STORED ROWS:
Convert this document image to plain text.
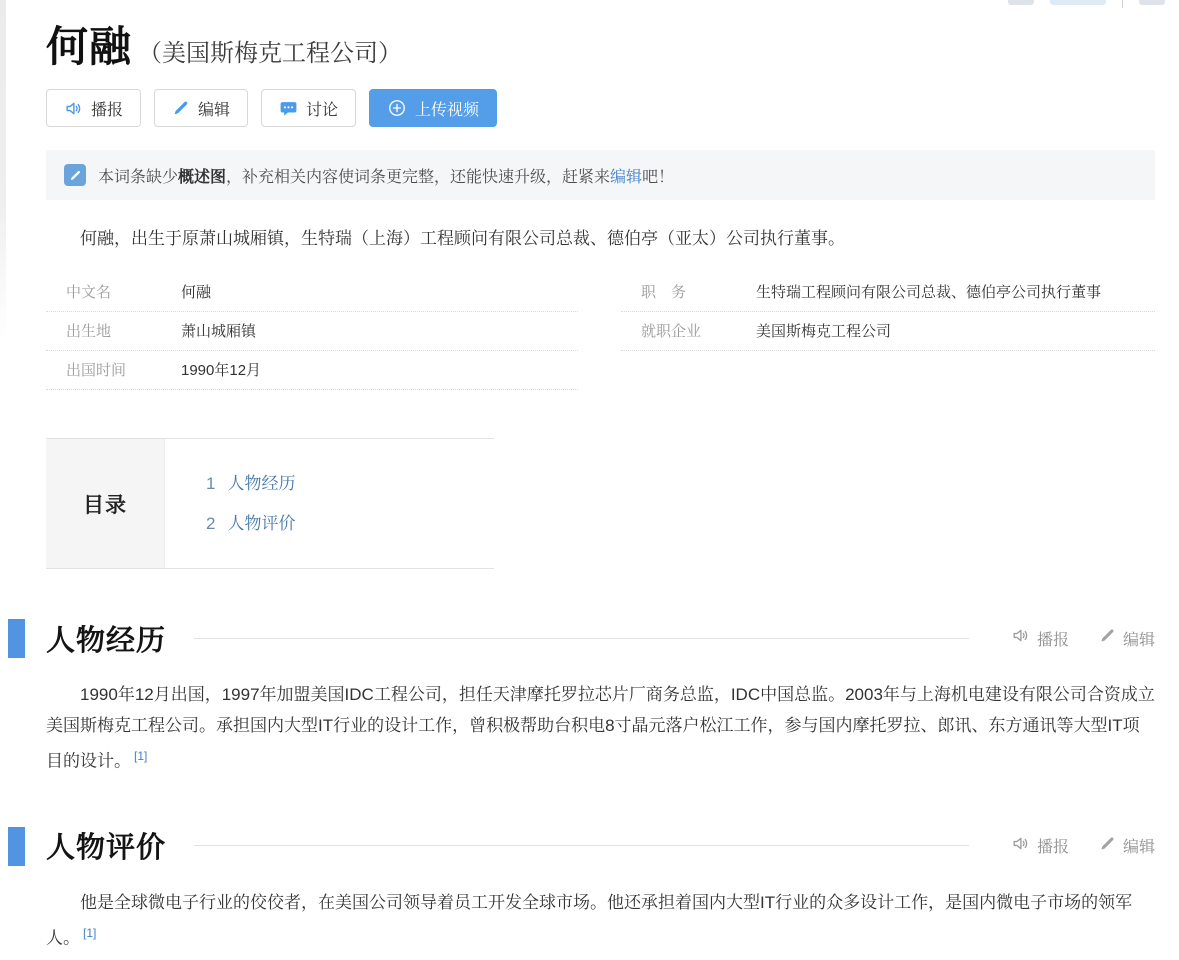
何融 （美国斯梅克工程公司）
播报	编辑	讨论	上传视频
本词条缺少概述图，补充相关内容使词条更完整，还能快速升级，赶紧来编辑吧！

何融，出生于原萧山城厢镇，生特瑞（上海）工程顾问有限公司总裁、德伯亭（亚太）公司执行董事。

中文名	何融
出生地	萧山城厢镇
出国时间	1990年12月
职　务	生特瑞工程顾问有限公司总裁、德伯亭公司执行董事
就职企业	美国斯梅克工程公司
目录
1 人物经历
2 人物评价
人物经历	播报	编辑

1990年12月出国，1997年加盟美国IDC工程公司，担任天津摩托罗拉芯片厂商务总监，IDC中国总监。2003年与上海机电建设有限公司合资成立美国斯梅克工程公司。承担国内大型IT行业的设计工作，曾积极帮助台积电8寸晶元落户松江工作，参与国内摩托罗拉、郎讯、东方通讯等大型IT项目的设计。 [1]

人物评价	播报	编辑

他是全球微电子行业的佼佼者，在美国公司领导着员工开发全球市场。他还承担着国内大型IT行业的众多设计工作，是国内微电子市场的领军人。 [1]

DIRECTIVE: Output every entry verbatim. Pictures do not belong in the copy.

COMPLETE ANSWER:
Convert this document image to plain text.
何融 （美国斯梅克工程公司）
播报	编辑	讨论	上传视频
本词条缺少概述图，补充相关内容使词条更完整，还能快速升级，赶紧来编辑吧！

何融，出生于原萧山城厢镇，生特瑞（上海）工程顾问有限公司总裁、德伯亭（亚太）公司执行董事。

中文名	何融
出生地	萧山城厢镇
出国时间	1990年12月
职　务	生特瑞工程顾问有限公司总裁、德伯亭公司执行董事
就职企业	美国斯梅克工程公司
目录
1 人物经历
2 人物评价
人物经历	播报	编辑

1990年12月出国，1997年加盟美国IDC工程公司，担任天津摩托罗拉芯片厂商务总监，IDC中国总监。2003年与上海机电建设有限公司合资成立美国斯梅克工程公司。承担国内大型IT行业的设计工作，曾积极帮助台积电8寸晶元落户松江工作，参与国内摩托罗拉、郎讯、东方通讯等大型IT项目的设计。 [1]

人物评价	播报	编辑

他是全球微电子行业的佼佼者，在美国公司领导着员工开发全球市场。他还承担着国内大型IT行业的众多设计工作，是国内微电子市场的领军人。 [1]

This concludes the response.